GIVEN EXERCISE - For every line in the data below that contains "水利水电工程", copy the line.

DATA SUPPLIED -
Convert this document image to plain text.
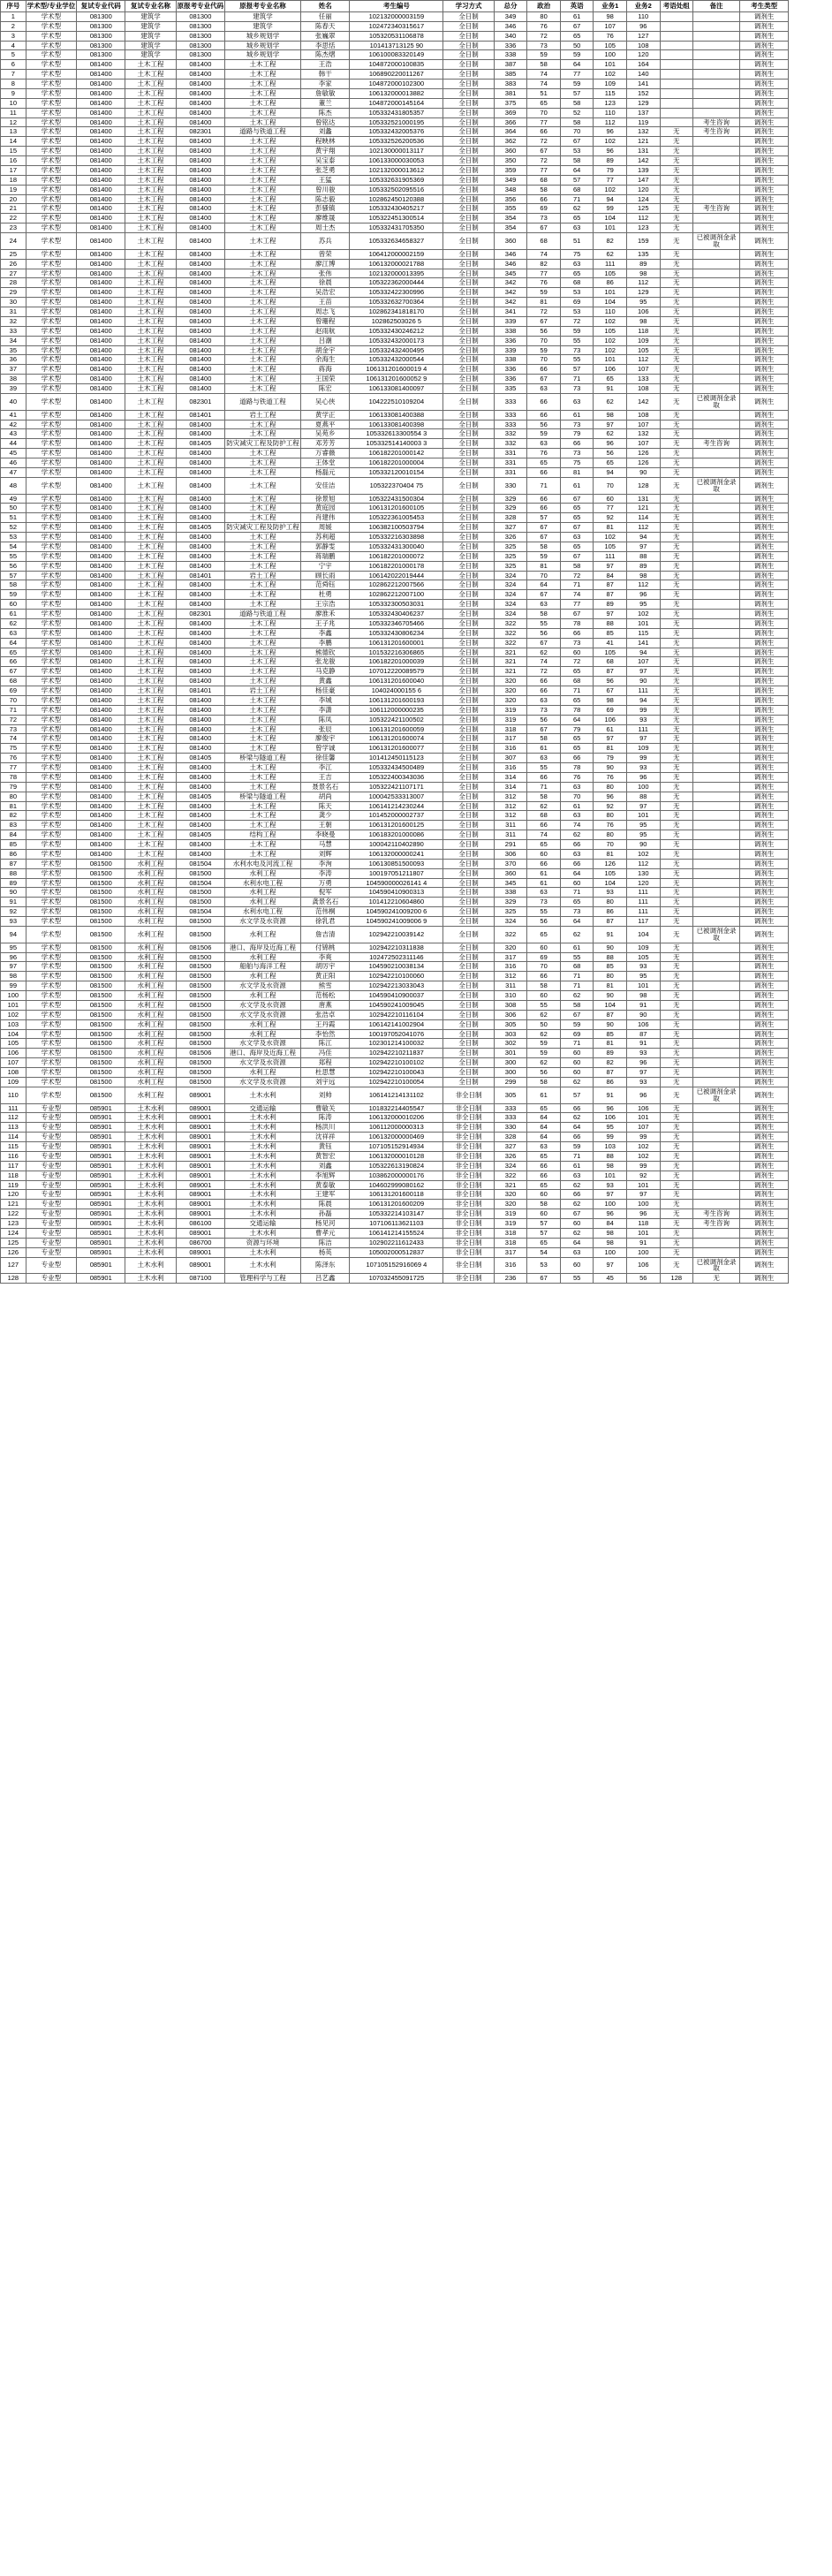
序号	学术型/专业学位	复试专业代码	复试专业名称	原报考专业代码	原报考专业名称	姓名	考生编号	学习方式	总分	政治	英语	业务1	业务2	考语处组	备注	考生类型
1	学术型	081300	建筑学	081300	建筑学	任丽	102132000003159	全日制	349	80	61	98	110			调剂生
2	学术型	081300	建筑学	081300	建筑学	陈春天	102472340315617	全日制	346	76	67	107	96			调剂生
3	学术型	081300	建筑学	081300	城乡规划学	张巍翠	105320531106878	全日制	340	72	65	76	127			调剂生
4	学术型	081300	建筑学	081300	城乡规划学	李思恬	101413713125 90	全日制	336	73	50	105	108			调剂生
5	学术型	081300	建筑学	081300	城乡规划学	陈杰熠	106100083320149	全日制	338	59	59	100	120			调剂生
6	学术型	081400	土木工程	081400	土木工程	王浩	104872000100835	全日制	387	58	64	101	164			调剂生
7	学术型	081400	土木工程	081400	土木工程	韩干	106890220011267	全日制	385	74	77	102	140			调剂生
8	学术型	081400	土木工程	081400	土木工程	李家	104872000102300	全日制	383	74	59	109	141			调剂生
9	学术型	081400	土木工程	081400	土木工程	詹敏敏	106132000013882	全日制	381	51	57	115	152			调剂生
10	学术型	081400	土木工程	081400	土木工程	董兰	104872000145164	全日制	375	65	58	123	129			调剂生
11	学术型	081400	土木工程	081400	土木工程	陈杰	105332431805357	全日制	369	70	52	110	137			调剂生
12	学术型	081400	土木工程	081400	土木工程	曾铭达	105332521000195	全日制	366	77	58	112	119		考生咨询	调剂生
13	学术型	081400	土木工程	082301	道路与铁道工程	刘蠡	105332432005376	全日制	364	66	70	96	132	无	考生咨询	调剂生
14	学术型	081400	土木工程	081400	土木工程	程映林	105332526200536	全日制	362	72	67	102	121	无		调剂生
15	学术型	081400	土木工程	081400	土木工程	黄宇翔	102130000013117	全日制	360	67	53	96	131	无		调剂生
16	学术型	081400	土木工程	081400	土木工程	吴宝泰	106133000030053	全日制	350	72	58	89	142	无		调剂生
17	学术型	081400	土木工程	081400	土木工程	张芝勇	102132000013612	全日制	359	77	64	79	139	无		调剂生
18	学术型	081400	土木工程	081400	土木工程	王猛	105332631905369	全日制	349	68	57	77	147	无		调剂生
19	学术型	081400	土木工程	081400	土木工程	曾川骏	105332502095516	全日制	348	58	68	102	120	无		调剂生
20	学术型	081400	土木工程	081400	土木工程	陈志毅	102862450120388	全日制	356	66	71	94	124	无		调剂生
21	学术型	081400	土木工程	081400	土木工程	彭骚镇	105332430405217	全日制	355	69	62	99	125	无	考生咨询	调剂生
22	学术型	081400	土木工程	081400	土木工程	廖维晟	105322451300514	全日制	354	73	65	104	112	无		调剂生
23	学术型	081400	土木工程	081400	土木工程	周士杰	105332431705350	全日制	354	67	63	101	123	无		调剂生
24	学术型	081400	土木工程	081400	土木工程	苏兵	105332634658327	全日制	360	68	51	82	159	无	已被调剂金录取	调剂生
25	学术型	081400	土木工程	081400	土木工程	曾荣	106412000002159	全日制	346	74	75	62	135	无		调剂生
26	学术型	081400	土木工程	081400	土木工程	廖江博	106132000021788	全日制	346	82	63	111	89	无		调剂生
27	学术型	081400	土木工程	081400	土木工程	张伟	102132000013395	全日制	345	77	65	105	98	无		调剂生
28	学术型	081400	土木工程	081400	土木工程	徐晨	105322362000444	全日制	342	76	68	86	112	无		调剂生
29	学术型	081400	土木工程	081400	土木工程	吴浩宏	105332422300996	全日制	342	59	53	101	129	无		调剂生
30	学术型	081400	土木工程	081400	土木工程	王苗	105332632700364	全日制	342	81	69	104	95	无		调剂生
31	学术型	081400	土木工程	081400	土木工程	周志飞	102862341818170	全日制	341	72	53	110	106	无		调剂生
32	学术型	081400	土木工程	081400	土木工程	曾珊程	102862503026 5	全日制	339	67	72	102	98	无		调剂生
33	学术型	081400	土木工程	081400	土木工程	赵雨航	105332430246212	全日制	338	56	59	105	118	无		调剂生
34	学术型	081400	土木工程	081400	土木工程	吕潮	105332432000173	全日制	336	70	55	102	109	无		调剂生
35	学术型	081400	土木工程	081400	土木工程	胡金宇	105332432400495	全日制	339	59	73	102	105	无		调剂生
36	学术型	081400	土木工程	081400	土木工程	余海生	105332432000544	全日制	338	70	55	101	112	无		调剂生
37	学术型	081400	土木工程	081400	土木工程	蒋海	106131201600019 4	全日制	336	66	57	106	107	无		调剂生
38	学术型	081400	土木工程	081400	土木工程	王国荣	106131201600052 9	全日制	336	67	71	65	133	无		调剂生
39	学术型	081400	土木工程	081400	土木工程	陈宏	106133081400097	全日制	335	63	73	91	108	无		调剂生
40	学术型	081400	土木工程	082301	道路与铁道工程	吴心侠	104222510109204	全日制	333	66	63	62	142	无	已被调剂金录取	调剂生
41	学术型	081400	土木工程	081401	岩土工程	黄学正	106133081400388	全日制	333	66	61	98	108	无		调剂生
42	学术型	081400	土木工程	081400	土木工程	夏燕平	106133081400398	全日制	333	56	73	97	107	无		调剂生
43	学术型	081400	土木工程	081400	土木工程	吴苑乡	105332613300554 3	全日制	332	59	79	62	132	无		调剂生
44	学术型	081400	土木工程	081405	防灾减灾工程及防护工程	邓芳芳	105332514140003 3	全日制	332	63	66	96	107	无	考生咨询	调剂生
45	学术型	081400	土木工程	081400	土木工程	万睿薇	106182201000142	全日制	331	76	73	56	126	无		调剂生
46	学术型	081400	土木工程	081400	土木工程	王体堂	106182201000004	全日制	331	65	75	65	126	无		调剂生
47	学术型	081400	土木工程	081400	土木工程	杨磊元	105332120010154	全日制	331	66	81	94	90	无		调剂生
48	学术型	081400	土木工程	081400	土木工程	安佳洁	105322370404 75	全日制	330	71	61	70	128	无	已被调剂金录取	调剂生
49	学术型	081400	土木工程	081400	土木工程	徐景旭	105322431500304	全日制	329	66	67	60	131	无		调剂生
50	学术型	081400	土木工程	081400	土木工程	黄庭园	106131201600105	全日制	329	66	65	77	121	无		调剂生
51	学术型	081400	土木工程	081400	土木工程	肖建伟	105322361005453	全日制	328	57	65	92	114	无		调剂生
52	学术型	081400	土木工程	081405	防灾减灾工程及防护工程	周媛	106382100503794	全日制	327	67	67	81	112	无		调剂生
53	学术型	081400	土木工程	081400	土木工程	苏利超	105332216303898	全日制	326	67	63	102	94	无		调剂生
54	学术型	081400	土木工程	081400	土木工程	郭静雯	105332431300040	全日制	325	58	65	105	97	无		调剂生
55	学术型	081400	土木工程	081400	土木工程	蒋瑞鹏	106182201000072	全日制	325	59	67	111	88	无		调剂生
56	学术型	081400	土木工程	081400	土木工程	宁宇	106182201000178	全日制	325	81	58	97	89	无		调剂生
57	学术型	081400	土木工程	081401	岩土工程	顾长雨	106142022019444	全日制	324	70	72	84	98	无		调剂生
58	学术型	081400	土木工程	081400	土木工程	范舜钰	102862212007566	全日制	324	64	71	87	112	无		调剂生
59	学术型	081400	土木工程	081400	土木工程	杜勇	102862212007100	全日制	324	67	74	87	96	无		调剂生
60	学术型	081400	土木工程	081400	土木工程	王宗浩	105332300503031	全日制	324	63	77	89	95	无		调剂生
61	学术型	081400	土木工程	082301	道路与铁道工程	廖淮禾	105332430406237	全日制	324	58	67	97	102	无		调剂生
62	学术型	081400	土木工程	081400	土木工程	王子兆	105332346705466	全日制	322	55	78	88	101	无		调剂生
63	学术型	081400	土木工程	081400	土木工程	李鑫	105332430806234	全日制	322	56	66	85	115	无		调剂生
64	学术型	081400	土木工程	081400	土木工程	李鹏	106131201600001	全日制	322	67	73	41	141	无		调剂生
65	学术型	081400	土木工程	081400	土木工程	熊德钦	101532216306865	全日制	321	62	60	105	94	无		调剂生
66	学术型	081400	土木工程	081400	土木工程	张龙骏	106182201000039	全日制	321	74	72	68	107	无		调剂生
67	学术型	081400	土木工程	081400	土木工程	马克静	107012220089579	全日制	321	72	65	87	97	无		调剂生
68	学术型	081400	土木工程	081400	土木工程	黄鑫	106131201600040	全日制	320	66	68	96	90	无		调剂生
69	学术型	081400	土木工程	081401	岩土工程	杨佳豪	104024000155 6	全日制	320	66	71	67	111	无		调剂生
70	学术型	081400	土木工程	081400	土木工程	李城	106131201600193	全日制	320	63	65	98	94	无		调剂生
71	学术型	081400	土木工程	081400	土木工程	李潇	106112000000235	全日制	319	73	78	69	99	无		调剂生
72	学术型	081400	土木工程	081400	土木工程	陈凤	105322421100502	全日制	319	56	64	106	93	无		调剂生
73	学术型	081400	土木工程	081400	土木工程	张辰	106131201600059	全日制	318	67	79	61	111	无		调剂生
74	学术型	081400	土木工程	081400	土木工程	廖俊宇	106131201600074	全日制	317	58	65	97	97	无		调剂生
75	学术型	081400	土木工程	081400	土木工程	曾学诚	106131201600077	全日制	316	61	65	81	109	无		调剂生
76	学术型	081400	土木工程	081405	桥梁与隧道工程	徐佳馨	101412450115123	全日制	307	63	66	79	99	无		调剂生
77	学术型	081400	土木工程	081400	土木工程	李江	105332434500489	全日制	316	55	78	90	93	无		调剂生
78	学术型	081400	土木工程	081400	土木工程	王吉	105322400343036	全日制	314	66	76	76	96	无		调剂生
79	学术型	081400	土木工程	081400	土木工程	聂景名石	105322421107171	全日制	314	71	63	80	100	无		调剂生
80	学术型	081400	土木工程	081405	桥梁与隧道工程	胡尚	100042533313007	全日制	312	58	70	96	88	无		调剂生
81	学术型	081400	土木工程	081400	土木工程	陈天	106141214230244	全日制	312	62	61	92	97	无		调剂生
82	学术型	081400	土木工程	081400	土木工程	龚少	101452000002737	全日制	312	68	63	80	101	无		调剂生
83	学术型	081400	土木工程	081400	土木工程	王朝	106131201600125	全日制	311	66	74	76	95	无		调剂生
84	学术型	081400	土木工程	081405	结构工程	李晓曼	106183201000086	全日制	311	74	62	80	95	无		调剂生
85	学术型	081400	土木工程	081400	土木工程	马慧	100042110402890	全日制	291	65	66	70	90	无		调剂生
86	学术型	081400	土木工程	081400	土木工程	刘辉	106132000000241	全日制	306	60	63	81	102	无		调剂生
87	学术型	081500	水利工程	081504	水利水电及河流工程	李洵	106130851500093	全日制	370	66	66	126	112	无		调剂生
88	学术型	081500	水利工程	081500	水利工程	李涛	100197051211807	全日制	360	61	64	105	130	无		调剂生
89	学术型	081500	水利工程	081504	水利水电工程	万勇	104590000026141 4	全日制	345	61	60	104	120	无		调剂生
90	学术型	081500	水利工程	081500	水利工程	倪军	104590410900313	全日制	338	63	71	93	111	无		调剂生
91	学术型	081500	水利工程	081500	水利工程	龚景名石	101412210604860	全日制	329	73	65	80	111	无		调剂生
92	学术型	081500	水利工程	081504	水利水电工程	范伟桐	104590241009200 6	全日制	325	55	73	86	111	无		调剂生
93	学术型	081500	水利工程	081500	水文学及水资源	徐乳君	104590241009006 9	全日制	324	56	64	87	117	无		调剂生
94	学术型	081500	水利工程	081500	水利工程	詹吉清	102942210039142	全日制	322	65	62	91	104	无	已被调剂金录取	调剂生
95	学术型	081500	水利工程	081506	港口、海岸及近海工程	付锦桃	102942210311838	全日制	320	60	61	90	109	无		调剂生
96	学术型	081500	水利工程	081500	水利工程	李爽	102472502311146	全日制	317	69	55	88	105	无		调剂生
97	学术型	081500	水利工程	081500	船舶与海洋工程	胡厉宇	104590210038134	全日制	316	70	68	85	93	无		调剂生
98	学术型	081500	水利工程	081500	水利工程	黄正阳	102942210100060	全日制	312	66	71	80	95	无		调剂生
99	学术型	081500	水利工程	081500	水文学及水资源	熊雪	102942213033043	全日制	311	58	71	81	101	无		调剂生
100	学术型	081500	水利工程	081500	水利工程	范杨松	104590410900037	全日制	310	60	62	90	98	无		调剂生
101	学术型	081500	水利工程	081500	水文学及水资源	唐燕	104590241009045	全日制	308	55	58	104	91	无		调剂生
102	学术型	081500	水利工程	081500	水文学及水资源	张浩卓	102942210116104	全日制	306	62	67	87	90	无		调剂生
103	学术型	081500	水利工程	081500	水利工程	王丹霞	106142141002904	全日制	305	50	59	90	106	无		调剂生
104	学术型	081500	水利工程	081500	水利工程	李怡然	100197052041076	全日制	303	62	69	85	87	无		调剂生
105	学术型	081500	水利工程	081500	水文学及水资源	陈江	102301214100032	全日制	302	59	71	81	91	无		调剂生
106	学术型	081500	水利工程	081506	港口、海岸及近海工程	冯佳	102942210211837	全日制	301	59	60	89	93	无		调剂生
107	学术型	081500	水利工程	081500	水文学及水资源	郑程	102942210100102	全日制	300	62	60	82	96	无		调剂生
108	学术型	081500	水利工程	081500	水利工程	杜思慧	102942210100043	全日制	300	56	60	87	97	无		调剂生
109	学术型	081500	水利工程	081500	水文学及水资源	刘宇远	102942210100054	全日制	299	58	62	86	93	无		调剂生
110	学术型	081500	水利工程	089001	土木水利	刘帅	106141214131102	非全日制	305	61	57	91	96	无	已被调剂金录取	调剂生
111	专业型	085901	土木水利	089001	交通运输	曹敏关	101832214405547	非全日制	333	65	66	96	106	无		调剂生
112	专业型	085901	土木水利	089001	土木水利	陈涛	106132000010206	非全日制	333	64	62	106	101	无		调剂生
113	专业型	085901	土木水利	089001	土木水利	杨洪川	106112000000313	非全日制	330	64	64	95	107	无		调剂生
114	专业型	085901	土木水利	089001	土木水利	沈祥祥	106132000000469	非全日制	328	64	66	99	99	无		调剂生
115	专业型	085901	土木水利	089001	土木水利	黄钰	107105152914934	非全日制	327	63	59	103	102	无		调剂生
116	专业型	085901	土木水利	089001	土木水利	黄智宏	106132000010128	非全日制	326	65	71	88	102	无		调剂生
117	专业型	085901	土木水利	089001	土木水利	刘鑫	105322613190824	非全日制	324	66	61	98	99	无		调剂生
118	专业型	085901	土木水利	089001	土木水利	李旭辉	103862000000176	非全日制	322	66	63	101	92	无		调剂生
119	专业型	085901	土木水利	089001	土木水利	黄泰敏	104602999080162	非全日制	321	65	62	93	101	无		调剂生
120	专业型	085901	土木水利	089001	土木水利	王建军	106131201600118	非全日制	320	60	66	97	97	无		调剂生
121	专业型	085901	土木水利	089001	土木水利	陈晨	106131201600209	非全日制	320	58	62	100	100	无		调剂生
122	专业型	085901	土木水利	089001	土木水利	孙磊	105332214103147	非全日制	319	60	67	96	96	无	考生咨询	调剂生
123	专业型	085901	土木水利	086100	交通运输	杨见河	107106113621103	非全日制	319	57	60	84	118	无	考生咨询	调剂生
124	专业型	085901	土木水利	089001	土木水利	曹孝元	106141214155524	非全日制	318	57	62	98	101	无		调剂生
125	专业型	085901	土木水利	086700	资源与环境	陈洁	102902211612433	非全日制	318	65	64	98	91	无		调剂生
126	专业型	085901	土木水利	089001	土木水利	杨英	105002000512837	非全日制	317	54	63	100	100	无		调剂生
127	专业型	085901	土木水利	089001	土木水利	陈泽东	107105152916069 4	非全日制	316	53	60	97	106	无	已被调剂金录取	调剂生
128	专业型	085901	土木水利	087100	管理科学与工程	吕艺鑫	107032455091725	非全日制	236	67	55	45	56	128	无	调剂生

FINAL RESULT -
89	学术型	081500	水利工程	081504	水利水电工程	万勇	104590000026141 4	全日制	345	61	60	104	120	无		调剂生
92	学术型	081500	水利工程	081504	水利水电工程	范伟桐	104590241009200 6	全日制	325	55	73	86	111	无		调剂生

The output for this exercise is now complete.